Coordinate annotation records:

** start **

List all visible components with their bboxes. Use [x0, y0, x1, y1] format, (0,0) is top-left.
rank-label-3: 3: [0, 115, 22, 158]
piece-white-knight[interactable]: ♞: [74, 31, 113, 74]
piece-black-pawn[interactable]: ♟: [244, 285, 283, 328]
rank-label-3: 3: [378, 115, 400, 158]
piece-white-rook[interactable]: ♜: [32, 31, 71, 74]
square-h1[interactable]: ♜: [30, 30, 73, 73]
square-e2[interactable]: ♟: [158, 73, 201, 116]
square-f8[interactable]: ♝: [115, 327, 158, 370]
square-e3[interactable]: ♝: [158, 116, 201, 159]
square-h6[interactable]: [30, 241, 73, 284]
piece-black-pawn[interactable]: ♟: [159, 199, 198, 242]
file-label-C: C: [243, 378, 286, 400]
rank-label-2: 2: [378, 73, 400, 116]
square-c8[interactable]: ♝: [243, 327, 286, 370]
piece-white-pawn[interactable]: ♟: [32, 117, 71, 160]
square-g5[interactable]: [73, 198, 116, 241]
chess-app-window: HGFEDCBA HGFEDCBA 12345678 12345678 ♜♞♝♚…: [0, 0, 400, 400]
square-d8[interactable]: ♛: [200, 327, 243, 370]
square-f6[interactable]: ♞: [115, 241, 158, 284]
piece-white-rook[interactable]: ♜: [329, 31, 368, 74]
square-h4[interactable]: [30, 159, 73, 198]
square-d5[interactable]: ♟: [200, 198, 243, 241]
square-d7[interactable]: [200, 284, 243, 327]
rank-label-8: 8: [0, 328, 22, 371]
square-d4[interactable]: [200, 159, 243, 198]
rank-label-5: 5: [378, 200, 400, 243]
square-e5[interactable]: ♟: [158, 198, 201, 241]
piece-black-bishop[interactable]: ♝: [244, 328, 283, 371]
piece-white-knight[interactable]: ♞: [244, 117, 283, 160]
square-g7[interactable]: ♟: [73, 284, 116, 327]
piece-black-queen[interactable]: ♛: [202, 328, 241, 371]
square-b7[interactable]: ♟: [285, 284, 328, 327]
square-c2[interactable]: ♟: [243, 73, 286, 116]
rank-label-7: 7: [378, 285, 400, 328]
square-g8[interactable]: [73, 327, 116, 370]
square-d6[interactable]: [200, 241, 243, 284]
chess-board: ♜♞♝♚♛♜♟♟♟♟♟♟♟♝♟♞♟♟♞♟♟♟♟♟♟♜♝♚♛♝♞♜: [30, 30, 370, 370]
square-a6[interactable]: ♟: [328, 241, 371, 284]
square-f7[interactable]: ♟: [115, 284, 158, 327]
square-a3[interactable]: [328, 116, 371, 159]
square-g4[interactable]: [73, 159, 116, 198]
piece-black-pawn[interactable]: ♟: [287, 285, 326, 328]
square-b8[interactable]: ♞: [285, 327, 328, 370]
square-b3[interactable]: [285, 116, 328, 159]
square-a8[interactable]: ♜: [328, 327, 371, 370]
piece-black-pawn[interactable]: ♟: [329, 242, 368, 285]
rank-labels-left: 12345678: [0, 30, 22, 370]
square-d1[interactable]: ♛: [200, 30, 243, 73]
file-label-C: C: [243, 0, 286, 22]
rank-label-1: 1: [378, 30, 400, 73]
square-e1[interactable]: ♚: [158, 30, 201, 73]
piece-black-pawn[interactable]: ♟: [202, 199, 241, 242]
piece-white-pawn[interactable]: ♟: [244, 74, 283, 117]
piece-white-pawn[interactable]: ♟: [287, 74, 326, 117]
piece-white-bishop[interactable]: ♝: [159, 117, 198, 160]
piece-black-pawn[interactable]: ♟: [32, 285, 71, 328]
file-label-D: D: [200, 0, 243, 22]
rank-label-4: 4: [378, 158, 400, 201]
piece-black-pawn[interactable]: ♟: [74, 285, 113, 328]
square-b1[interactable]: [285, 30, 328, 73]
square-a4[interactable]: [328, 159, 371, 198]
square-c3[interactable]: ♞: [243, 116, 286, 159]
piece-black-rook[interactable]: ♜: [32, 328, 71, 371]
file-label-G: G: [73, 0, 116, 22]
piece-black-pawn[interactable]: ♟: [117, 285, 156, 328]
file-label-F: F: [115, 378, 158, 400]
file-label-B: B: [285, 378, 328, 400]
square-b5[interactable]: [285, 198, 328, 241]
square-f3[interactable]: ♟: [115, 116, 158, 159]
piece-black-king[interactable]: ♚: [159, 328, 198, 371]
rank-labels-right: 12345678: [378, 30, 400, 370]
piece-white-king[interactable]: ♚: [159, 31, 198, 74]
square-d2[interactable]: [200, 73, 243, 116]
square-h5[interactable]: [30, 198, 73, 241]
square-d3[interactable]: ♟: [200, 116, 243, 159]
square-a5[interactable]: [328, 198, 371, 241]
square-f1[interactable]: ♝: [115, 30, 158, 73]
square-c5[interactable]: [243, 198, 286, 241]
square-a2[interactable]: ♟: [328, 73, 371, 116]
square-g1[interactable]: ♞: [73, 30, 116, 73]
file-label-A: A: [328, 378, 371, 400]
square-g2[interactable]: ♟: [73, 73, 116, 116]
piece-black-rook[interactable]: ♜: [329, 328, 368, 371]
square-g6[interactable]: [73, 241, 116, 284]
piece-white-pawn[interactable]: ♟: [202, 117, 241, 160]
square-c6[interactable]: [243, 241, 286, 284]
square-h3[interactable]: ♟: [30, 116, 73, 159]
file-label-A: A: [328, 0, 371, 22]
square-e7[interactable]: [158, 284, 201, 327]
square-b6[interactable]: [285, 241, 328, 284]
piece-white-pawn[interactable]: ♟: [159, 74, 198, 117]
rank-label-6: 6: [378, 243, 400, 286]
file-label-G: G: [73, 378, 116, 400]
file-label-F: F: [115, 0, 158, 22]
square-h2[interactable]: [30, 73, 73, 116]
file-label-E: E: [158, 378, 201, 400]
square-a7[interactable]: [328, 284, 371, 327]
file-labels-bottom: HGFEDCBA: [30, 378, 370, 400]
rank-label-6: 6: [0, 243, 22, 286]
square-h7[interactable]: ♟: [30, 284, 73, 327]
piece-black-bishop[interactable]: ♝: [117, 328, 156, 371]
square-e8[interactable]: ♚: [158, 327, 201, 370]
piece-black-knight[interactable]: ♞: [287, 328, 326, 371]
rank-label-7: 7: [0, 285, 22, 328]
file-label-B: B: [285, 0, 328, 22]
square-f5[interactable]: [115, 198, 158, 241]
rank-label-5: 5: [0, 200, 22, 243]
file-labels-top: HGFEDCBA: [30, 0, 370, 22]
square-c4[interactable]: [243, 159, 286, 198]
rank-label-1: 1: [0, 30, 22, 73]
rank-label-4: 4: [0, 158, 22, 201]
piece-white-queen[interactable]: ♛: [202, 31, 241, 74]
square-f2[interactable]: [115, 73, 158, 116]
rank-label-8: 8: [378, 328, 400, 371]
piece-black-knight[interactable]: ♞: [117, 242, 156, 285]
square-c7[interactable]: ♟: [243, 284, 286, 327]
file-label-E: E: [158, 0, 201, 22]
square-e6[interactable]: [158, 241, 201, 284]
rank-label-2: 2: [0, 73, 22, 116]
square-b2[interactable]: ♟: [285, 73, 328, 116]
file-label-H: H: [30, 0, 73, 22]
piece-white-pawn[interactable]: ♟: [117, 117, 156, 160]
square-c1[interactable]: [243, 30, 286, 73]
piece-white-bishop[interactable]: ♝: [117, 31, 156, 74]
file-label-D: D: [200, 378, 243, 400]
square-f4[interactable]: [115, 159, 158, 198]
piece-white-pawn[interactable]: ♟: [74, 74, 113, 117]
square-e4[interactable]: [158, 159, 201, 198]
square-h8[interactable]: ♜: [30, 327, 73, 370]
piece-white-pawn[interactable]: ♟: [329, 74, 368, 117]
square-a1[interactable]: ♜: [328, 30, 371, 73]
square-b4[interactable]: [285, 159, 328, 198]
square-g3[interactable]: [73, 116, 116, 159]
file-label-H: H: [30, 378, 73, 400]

** end **

What you need to do.
Reproduce the items above verbatim, from the first line through the line containing "chess-app-window: HGFEDCBA HGFEDCBA", including both ends.

Expected output.
List all visible components with their bboxes. Use [x0, y0, x1, y1] format, (0,0) is top-left.
rank-label-3: 3: [0, 115, 22, 158]
piece-white-knight[interactable]: ♞: [74, 31, 113, 74]
piece-black-pawn[interactable]: ♟: [244, 285, 283, 328]
rank-label-3: 3: [378, 115, 400, 158]
piece-white-rook[interactable]: ♜: [32, 31, 71, 74]
square-h1[interactable]: ♜: [30, 30, 73, 73]
square-e2[interactable]: ♟: [158, 73, 201, 116]
square-f8[interactable]: ♝: [115, 327, 158, 370]
square-e3[interactable]: ♝: [158, 116, 201, 159]
square-h6[interactable]: [30, 241, 73, 284]
piece-black-pawn[interactable]: ♟: [159, 199, 198, 242]
file-label-C: C: [243, 378, 286, 400]
rank-label-2: 2: [378, 73, 400, 116]
square-c8[interactable]: ♝: [243, 327, 286, 370]
piece-white-pawn[interactable]: ♟: [32, 117, 71, 160]
square-g5[interactable]: [73, 198, 116, 241]
chess-app-window: HGFEDCBA HGFEDCBA 12345678 12345678 ♜♞♝♚…: [0, 0, 400, 400]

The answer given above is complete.